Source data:
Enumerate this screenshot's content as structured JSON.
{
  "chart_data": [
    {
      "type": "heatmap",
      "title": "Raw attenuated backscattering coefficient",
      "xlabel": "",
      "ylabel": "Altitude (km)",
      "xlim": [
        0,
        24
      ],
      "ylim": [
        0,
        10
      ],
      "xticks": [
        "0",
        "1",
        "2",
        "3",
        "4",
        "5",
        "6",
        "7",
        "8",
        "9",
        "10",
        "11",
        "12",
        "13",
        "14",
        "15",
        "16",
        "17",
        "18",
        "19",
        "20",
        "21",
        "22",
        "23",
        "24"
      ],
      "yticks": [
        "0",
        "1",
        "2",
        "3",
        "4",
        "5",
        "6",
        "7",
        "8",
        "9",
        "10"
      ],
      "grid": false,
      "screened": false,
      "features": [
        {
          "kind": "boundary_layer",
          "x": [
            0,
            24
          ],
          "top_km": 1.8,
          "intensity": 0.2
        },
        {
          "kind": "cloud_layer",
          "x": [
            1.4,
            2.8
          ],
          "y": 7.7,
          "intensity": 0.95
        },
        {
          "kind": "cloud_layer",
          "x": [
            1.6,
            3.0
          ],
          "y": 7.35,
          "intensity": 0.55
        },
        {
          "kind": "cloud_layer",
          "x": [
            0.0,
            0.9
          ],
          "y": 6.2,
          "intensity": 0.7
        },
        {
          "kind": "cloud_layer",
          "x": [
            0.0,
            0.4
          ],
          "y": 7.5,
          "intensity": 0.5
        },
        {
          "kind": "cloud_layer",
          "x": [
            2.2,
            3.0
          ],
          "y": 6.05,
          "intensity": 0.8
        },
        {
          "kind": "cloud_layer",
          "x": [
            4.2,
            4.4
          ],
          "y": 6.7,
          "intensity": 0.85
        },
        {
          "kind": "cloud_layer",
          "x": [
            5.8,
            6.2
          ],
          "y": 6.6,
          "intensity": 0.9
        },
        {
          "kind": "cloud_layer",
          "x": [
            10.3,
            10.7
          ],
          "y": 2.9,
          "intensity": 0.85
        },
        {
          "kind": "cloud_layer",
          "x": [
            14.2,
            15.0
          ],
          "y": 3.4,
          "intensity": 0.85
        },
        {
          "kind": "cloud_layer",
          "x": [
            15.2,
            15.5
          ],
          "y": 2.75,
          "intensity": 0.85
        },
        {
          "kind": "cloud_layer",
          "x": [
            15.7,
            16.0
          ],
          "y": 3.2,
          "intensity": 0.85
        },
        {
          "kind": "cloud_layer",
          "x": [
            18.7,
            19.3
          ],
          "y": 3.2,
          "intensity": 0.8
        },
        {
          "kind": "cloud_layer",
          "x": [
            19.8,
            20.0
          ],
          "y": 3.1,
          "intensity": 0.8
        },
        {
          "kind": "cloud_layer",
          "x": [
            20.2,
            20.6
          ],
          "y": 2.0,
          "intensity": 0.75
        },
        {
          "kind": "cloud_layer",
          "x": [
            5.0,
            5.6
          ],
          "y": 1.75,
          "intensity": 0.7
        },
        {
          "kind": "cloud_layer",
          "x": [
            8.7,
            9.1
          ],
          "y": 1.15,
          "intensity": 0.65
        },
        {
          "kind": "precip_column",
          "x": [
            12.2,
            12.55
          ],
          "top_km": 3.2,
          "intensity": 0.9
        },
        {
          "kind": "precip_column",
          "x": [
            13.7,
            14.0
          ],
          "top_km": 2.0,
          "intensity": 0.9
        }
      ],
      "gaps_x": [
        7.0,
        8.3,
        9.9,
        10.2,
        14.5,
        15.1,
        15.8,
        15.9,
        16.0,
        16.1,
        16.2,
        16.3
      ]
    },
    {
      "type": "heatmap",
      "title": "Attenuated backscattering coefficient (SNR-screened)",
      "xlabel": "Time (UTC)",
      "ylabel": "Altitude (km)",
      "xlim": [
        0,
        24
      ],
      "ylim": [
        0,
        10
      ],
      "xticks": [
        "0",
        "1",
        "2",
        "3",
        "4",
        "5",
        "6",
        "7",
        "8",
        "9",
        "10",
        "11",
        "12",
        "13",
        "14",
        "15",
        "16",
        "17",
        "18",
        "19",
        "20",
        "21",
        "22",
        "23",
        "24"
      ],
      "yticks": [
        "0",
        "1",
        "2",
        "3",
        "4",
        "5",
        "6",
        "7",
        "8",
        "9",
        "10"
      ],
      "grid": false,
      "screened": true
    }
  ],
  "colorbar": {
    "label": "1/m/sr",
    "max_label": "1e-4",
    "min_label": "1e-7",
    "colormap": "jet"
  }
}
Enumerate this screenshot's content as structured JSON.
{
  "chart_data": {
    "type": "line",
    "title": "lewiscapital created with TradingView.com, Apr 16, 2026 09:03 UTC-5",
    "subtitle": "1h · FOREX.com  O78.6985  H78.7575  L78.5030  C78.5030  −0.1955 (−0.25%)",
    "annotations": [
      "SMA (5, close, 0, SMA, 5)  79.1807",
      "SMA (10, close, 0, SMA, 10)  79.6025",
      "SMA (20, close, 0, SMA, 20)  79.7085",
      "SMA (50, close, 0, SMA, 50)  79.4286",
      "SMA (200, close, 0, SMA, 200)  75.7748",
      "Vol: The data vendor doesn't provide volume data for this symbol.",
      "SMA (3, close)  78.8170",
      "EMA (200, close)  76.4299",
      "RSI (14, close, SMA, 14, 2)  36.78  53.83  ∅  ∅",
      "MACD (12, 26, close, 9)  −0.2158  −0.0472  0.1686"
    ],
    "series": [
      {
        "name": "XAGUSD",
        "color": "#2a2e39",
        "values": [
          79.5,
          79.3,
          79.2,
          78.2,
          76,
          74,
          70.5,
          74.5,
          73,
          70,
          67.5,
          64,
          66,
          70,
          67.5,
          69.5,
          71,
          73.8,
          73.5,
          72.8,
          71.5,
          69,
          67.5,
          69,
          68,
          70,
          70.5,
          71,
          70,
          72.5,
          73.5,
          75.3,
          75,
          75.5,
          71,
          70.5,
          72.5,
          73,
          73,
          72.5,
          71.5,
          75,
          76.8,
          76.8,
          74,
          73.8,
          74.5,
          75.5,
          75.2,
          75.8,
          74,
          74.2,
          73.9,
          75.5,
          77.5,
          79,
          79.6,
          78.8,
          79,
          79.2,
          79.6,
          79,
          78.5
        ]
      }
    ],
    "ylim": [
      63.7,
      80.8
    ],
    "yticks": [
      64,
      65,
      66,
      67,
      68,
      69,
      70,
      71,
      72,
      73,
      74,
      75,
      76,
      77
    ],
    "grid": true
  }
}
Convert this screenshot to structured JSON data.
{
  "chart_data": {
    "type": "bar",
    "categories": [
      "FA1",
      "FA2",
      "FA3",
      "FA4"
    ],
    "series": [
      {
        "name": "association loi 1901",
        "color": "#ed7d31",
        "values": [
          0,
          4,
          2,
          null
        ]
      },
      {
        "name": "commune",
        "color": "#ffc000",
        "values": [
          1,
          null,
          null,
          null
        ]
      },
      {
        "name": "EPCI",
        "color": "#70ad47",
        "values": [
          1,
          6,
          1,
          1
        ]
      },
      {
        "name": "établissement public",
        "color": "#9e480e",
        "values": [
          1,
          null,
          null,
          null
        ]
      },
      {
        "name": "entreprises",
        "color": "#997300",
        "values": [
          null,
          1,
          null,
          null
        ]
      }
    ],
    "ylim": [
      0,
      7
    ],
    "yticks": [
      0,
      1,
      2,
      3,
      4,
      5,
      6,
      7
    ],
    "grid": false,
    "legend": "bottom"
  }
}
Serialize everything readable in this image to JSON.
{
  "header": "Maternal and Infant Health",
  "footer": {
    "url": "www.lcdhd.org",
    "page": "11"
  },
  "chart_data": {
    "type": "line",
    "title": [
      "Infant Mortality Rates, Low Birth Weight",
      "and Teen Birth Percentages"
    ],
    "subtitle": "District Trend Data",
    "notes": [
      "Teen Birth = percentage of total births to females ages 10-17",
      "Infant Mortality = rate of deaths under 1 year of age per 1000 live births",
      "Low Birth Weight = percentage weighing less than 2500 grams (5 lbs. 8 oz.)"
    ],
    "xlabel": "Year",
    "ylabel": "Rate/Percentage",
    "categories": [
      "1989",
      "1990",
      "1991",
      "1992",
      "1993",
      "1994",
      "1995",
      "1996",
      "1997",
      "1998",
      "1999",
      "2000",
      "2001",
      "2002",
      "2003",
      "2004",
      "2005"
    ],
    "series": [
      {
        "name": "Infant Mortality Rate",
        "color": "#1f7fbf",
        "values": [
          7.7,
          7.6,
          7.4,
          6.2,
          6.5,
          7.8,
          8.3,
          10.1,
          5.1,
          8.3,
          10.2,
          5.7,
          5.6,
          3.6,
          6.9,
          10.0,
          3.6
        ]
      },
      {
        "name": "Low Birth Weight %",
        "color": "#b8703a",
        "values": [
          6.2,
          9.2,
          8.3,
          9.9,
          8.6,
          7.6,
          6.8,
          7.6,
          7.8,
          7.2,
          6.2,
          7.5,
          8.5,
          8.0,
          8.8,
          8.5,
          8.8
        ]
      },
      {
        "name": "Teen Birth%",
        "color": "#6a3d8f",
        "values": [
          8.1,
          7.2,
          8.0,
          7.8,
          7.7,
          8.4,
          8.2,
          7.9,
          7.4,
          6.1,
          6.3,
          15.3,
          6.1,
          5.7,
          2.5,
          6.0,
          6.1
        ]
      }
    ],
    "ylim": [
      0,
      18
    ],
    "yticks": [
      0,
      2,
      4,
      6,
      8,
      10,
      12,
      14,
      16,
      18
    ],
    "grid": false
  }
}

YOUR OBJECTIVE:
Reply with nothing but the number of lines in the data above that contain "births".

EXPECTED ANSWER:
2